- _Task_: Leaving out every picture, quote the data below exactly as it appears.

====== Dataset rows

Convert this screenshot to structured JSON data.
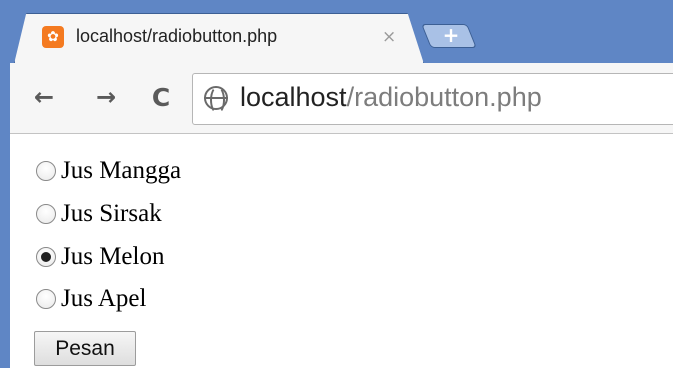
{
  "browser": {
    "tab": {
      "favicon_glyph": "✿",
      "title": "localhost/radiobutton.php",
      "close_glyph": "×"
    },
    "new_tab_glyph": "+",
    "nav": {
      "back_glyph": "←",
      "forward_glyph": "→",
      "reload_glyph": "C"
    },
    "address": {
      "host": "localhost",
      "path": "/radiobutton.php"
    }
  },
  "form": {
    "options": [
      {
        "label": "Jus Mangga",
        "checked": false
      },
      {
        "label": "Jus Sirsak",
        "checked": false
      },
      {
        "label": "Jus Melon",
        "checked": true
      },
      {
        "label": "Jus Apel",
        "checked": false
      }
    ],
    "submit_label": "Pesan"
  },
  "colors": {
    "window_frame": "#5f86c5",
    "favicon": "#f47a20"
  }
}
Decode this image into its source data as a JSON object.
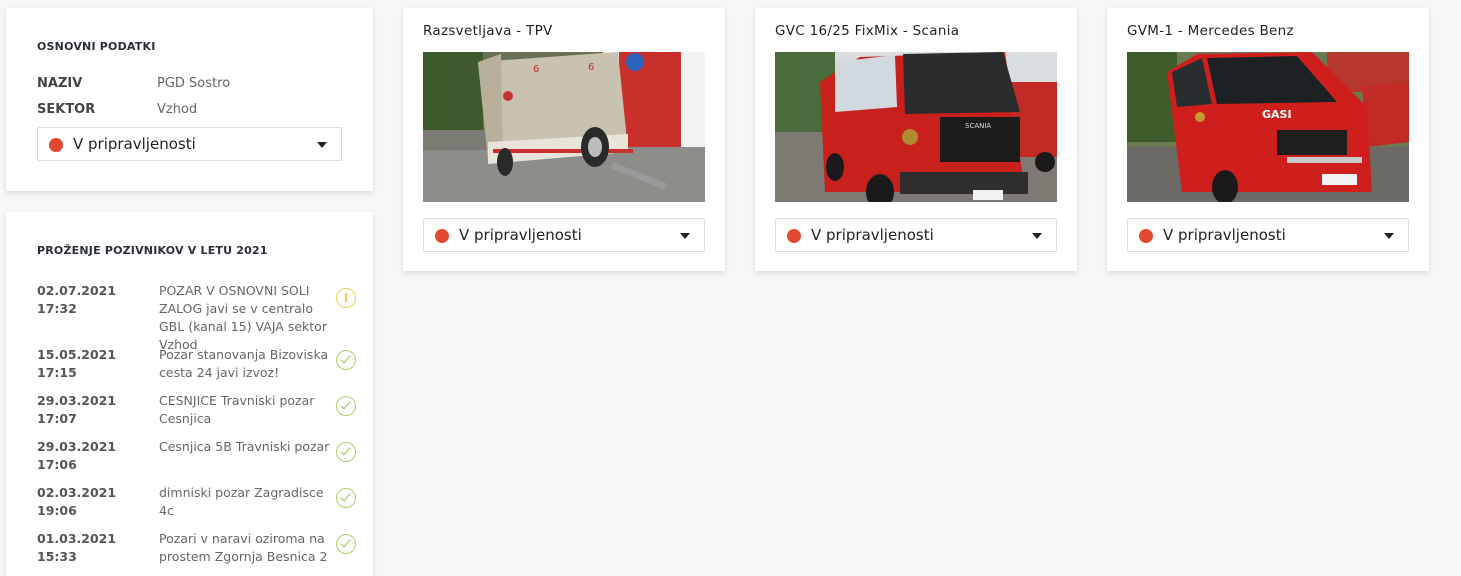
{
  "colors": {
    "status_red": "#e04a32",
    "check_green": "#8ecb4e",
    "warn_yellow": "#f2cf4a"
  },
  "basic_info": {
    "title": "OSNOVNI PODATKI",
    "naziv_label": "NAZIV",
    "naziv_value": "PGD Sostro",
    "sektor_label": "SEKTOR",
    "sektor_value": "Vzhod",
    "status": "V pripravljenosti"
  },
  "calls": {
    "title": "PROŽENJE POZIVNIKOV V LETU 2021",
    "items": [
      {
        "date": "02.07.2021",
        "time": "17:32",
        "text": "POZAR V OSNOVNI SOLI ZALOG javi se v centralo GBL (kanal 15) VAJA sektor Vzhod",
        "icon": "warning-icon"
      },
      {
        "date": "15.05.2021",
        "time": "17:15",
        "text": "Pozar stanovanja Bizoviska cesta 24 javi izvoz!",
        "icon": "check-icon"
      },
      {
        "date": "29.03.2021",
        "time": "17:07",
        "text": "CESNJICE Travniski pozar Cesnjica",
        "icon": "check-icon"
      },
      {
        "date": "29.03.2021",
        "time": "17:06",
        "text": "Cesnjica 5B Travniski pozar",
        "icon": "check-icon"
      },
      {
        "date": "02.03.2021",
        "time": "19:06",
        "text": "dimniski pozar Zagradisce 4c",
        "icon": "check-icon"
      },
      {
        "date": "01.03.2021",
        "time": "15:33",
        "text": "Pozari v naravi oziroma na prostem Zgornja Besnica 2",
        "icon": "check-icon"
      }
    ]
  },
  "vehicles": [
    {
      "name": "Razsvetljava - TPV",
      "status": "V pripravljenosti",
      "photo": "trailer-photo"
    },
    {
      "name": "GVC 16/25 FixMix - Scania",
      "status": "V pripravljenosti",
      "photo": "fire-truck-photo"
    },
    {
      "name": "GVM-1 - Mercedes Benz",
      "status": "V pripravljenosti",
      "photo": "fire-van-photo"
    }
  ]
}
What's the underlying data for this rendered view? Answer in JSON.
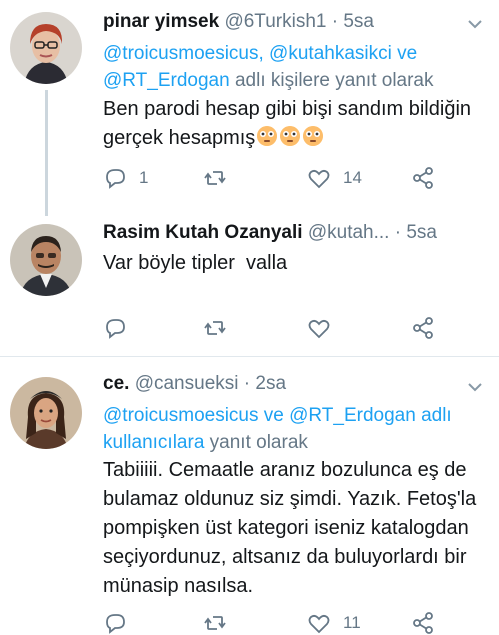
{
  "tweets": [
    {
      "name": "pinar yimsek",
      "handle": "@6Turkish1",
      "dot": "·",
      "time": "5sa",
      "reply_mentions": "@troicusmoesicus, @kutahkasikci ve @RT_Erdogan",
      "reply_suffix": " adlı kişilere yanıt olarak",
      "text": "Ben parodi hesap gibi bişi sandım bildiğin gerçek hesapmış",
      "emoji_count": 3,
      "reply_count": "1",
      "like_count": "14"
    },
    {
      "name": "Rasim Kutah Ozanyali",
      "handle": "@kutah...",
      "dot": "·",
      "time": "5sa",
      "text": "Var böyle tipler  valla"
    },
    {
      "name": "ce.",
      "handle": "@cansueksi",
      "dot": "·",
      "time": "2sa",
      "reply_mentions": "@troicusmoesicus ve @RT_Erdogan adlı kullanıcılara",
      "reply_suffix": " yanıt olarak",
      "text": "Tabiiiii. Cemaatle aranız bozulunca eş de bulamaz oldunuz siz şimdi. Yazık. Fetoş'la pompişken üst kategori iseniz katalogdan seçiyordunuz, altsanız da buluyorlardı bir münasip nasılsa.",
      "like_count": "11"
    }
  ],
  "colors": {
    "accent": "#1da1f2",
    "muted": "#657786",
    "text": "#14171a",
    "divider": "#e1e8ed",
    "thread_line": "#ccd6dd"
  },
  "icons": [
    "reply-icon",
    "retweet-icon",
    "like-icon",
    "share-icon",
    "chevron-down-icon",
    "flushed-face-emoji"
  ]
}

============

- _Answer for this exercise_:
Convert this screenshot to structured JSON data.
{
  "browser": {
    "tab": {
      "favicon_glyph": "✿",
      "title": "localhost/radiobutton.php",
      "close_glyph": "×"
    },
    "new_tab_glyph": "+",
    "nav": {
      "back_glyph": "←",
      "forward_glyph": "→",
      "reload_glyph": "C"
    },
    "address": {
      "host": "localhost",
      "path": "/radiobutton.php"
    }
  },
  "form": {
    "options": [
      {
        "label": "Jus Mangga",
        "checked": false
      },
      {
        "label": "Jus Sirsak",
        "checked": false
      },
      {
        "label": "Jus Melon",
        "checked": true
      },
      {
        "label": "Jus Apel",
        "checked": false
      }
    ],
    "submit_label": "Pesan"
  },
  "colors": {
    "window_frame": "#5f86c5",
    "favicon": "#f47a20"
  }
}
Decode this image into its source data as a JSON object.
{
  "colors": {
    "status_red": "#e04a32",
    "check_green": "#8ecb4e",
    "warn_yellow": "#f2cf4a"
  },
  "basic_info": {
    "title": "OSNOVNI PODATKI",
    "naziv_label": "NAZIV",
    "naziv_value": "PGD Sostro",
    "sektor_label": "SEKTOR",
    "sektor_value": "Vzhod",
    "status": "V pripravljenosti"
  },
  "calls": {
    "title": "PROŽENJE POZIVNIKOV V LETU 2021",
    "items": [
      {
        "date": "02.07.2021",
        "time": "17:32",
        "text": "POZAR V OSNOVNI SOLI ZALOG javi se v centralo GBL (kanal 15) VAJA sektor Vzhod",
        "icon": "warning-icon"
      },
      {
        "date": "15.05.2021",
        "time": "17:15",
        "text": "Pozar stanovanja Bizoviska cesta 24 javi izvoz!",
        "icon": "check-icon"
      },
      {
        "date": "29.03.2021",
        "time": "17:07",
        "text": "CESNJICE Travniski pozar Cesnjica",
        "icon": "check-icon"
      },
      {
        "date": "29.03.2021",
        "time": "17:06",
        "text": "Cesnjica 5B Travniski pozar",
        "icon": "check-icon"
      },
      {
        "date": "02.03.2021",
        "time": "19:06",
        "text": "dimniski pozar Zagradisce 4c",
        "icon": "check-icon"
      },
      {
        "date": "01.03.2021",
        "time": "15:33",
        "text": "Pozari v naravi oziroma na prostem Zgornja Besnica 2",
        "icon": "check-icon"
      }
    ]
  },
  "vehicles": [
    {
      "name": "Razsvetljava - TPV",
      "status": "V pripravljenosti",
      "photo": "trailer-photo"
    },
    {
      "name": "GVC 16/25 FixMix - Scania",
      "status": "V pripravljenosti",
      "photo": "fire-truck-photo"
    },
    {
      "name": "GVM-1 - Mercedes Benz",
      "status": "V pripravljenosti",
      "photo": "fire-van-photo"
    }
  ]
}
What's the underlying data for this rendered view? Answer in JSON.
{
  "tweets": [
    {
      "name": "pinar yimsek",
      "handle": "@6Turkish1",
      "dot": "·",
      "time": "5sa",
      "reply_mentions": "@troicusmoesicus, @kutahkasikci ve @RT_Erdogan",
      "reply_suffix": " adlı kişilere yanıt olarak",
      "text": "Ben parodi hesap gibi bişi sandım bildiğin gerçek hesapmış",
      "emoji_count": 3,
      "reply_count": "1",
      "like_count": "14"
    },
    {
      "name": "Rasim Kutah Ozanyali",
      "handle": "@kutah...",
      "dot": "·",
      "time": "5sa",
      "text": "Var böyle tipler  valla"
    },
    {
      "name": "ce.",
      "handle": "@cansueksi",
      "dot": "·",
      "time": "2sa",
      "reply_mentions": "@troicusmoesicus ve @RT_Erdogan adlı kullanıcılara",
      "reply_suffix": " yanıt olarak",
      "text": "Tabiiiii. Cemaatle aranız bozulunca eş de bulamaz oldunuz siz şimdi. Yazık. Fetoş'la pompişken üst kategori iseniz katalogdan seçiyordunuz, altsanız da buluyorlardı bir münasip nasılsa.",
      "like_count": "11"
    }
  ],
  "colors": {
    "accent": "#1da1f2",
    "muted": "#657786",
    "text": "#14171a",
    "divider": "#e1e8ed",
    "thread_line": "#ccd6dd"
  },
  "icons": [
    "reply-icon",
    "retweet-icon",
    "like-icon",
    "share-icon",
    "chevron-down-icon",
    "flushed-face-emoji"
  ]
}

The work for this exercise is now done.